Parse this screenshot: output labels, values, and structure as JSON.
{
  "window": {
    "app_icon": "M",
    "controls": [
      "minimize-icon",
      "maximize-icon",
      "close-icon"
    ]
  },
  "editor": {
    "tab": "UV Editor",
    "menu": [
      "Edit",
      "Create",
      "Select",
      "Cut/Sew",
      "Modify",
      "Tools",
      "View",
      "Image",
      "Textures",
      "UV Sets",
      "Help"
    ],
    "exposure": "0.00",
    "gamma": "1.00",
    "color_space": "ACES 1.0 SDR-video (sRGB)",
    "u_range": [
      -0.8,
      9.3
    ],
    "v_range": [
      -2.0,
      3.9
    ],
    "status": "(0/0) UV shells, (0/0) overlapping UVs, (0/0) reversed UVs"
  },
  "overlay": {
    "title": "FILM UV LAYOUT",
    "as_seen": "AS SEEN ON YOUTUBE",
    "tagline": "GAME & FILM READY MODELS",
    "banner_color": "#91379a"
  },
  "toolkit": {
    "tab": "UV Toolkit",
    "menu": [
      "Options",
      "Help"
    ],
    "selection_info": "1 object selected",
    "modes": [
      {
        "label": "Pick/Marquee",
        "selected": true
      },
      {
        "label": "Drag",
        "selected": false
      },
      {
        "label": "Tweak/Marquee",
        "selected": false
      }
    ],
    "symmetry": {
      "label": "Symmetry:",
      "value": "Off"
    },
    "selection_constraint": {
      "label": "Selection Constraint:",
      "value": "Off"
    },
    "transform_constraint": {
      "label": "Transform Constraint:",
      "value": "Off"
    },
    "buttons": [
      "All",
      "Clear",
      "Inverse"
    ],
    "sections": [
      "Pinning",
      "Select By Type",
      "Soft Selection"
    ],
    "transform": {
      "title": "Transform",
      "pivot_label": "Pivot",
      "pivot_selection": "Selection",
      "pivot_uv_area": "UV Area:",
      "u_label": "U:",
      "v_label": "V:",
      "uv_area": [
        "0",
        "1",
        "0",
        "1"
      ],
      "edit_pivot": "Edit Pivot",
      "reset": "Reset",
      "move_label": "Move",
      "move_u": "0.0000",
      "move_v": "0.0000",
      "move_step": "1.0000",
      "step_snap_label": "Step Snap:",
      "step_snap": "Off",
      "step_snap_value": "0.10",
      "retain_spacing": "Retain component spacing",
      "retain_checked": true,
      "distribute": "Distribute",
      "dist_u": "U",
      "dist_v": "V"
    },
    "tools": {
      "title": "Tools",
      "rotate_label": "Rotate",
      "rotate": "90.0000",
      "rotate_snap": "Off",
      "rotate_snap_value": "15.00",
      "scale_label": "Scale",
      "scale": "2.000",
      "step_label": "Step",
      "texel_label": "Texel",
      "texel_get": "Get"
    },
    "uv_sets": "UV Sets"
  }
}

◇ ◇ ◇ ◇ ◇

**Task prompt**
Where a line in the entries holds "FILM", copy that line.

**Task response**
    "title": "FILM UV LAYOUT",
    "tagline": "GAME & FILM READY MODELS",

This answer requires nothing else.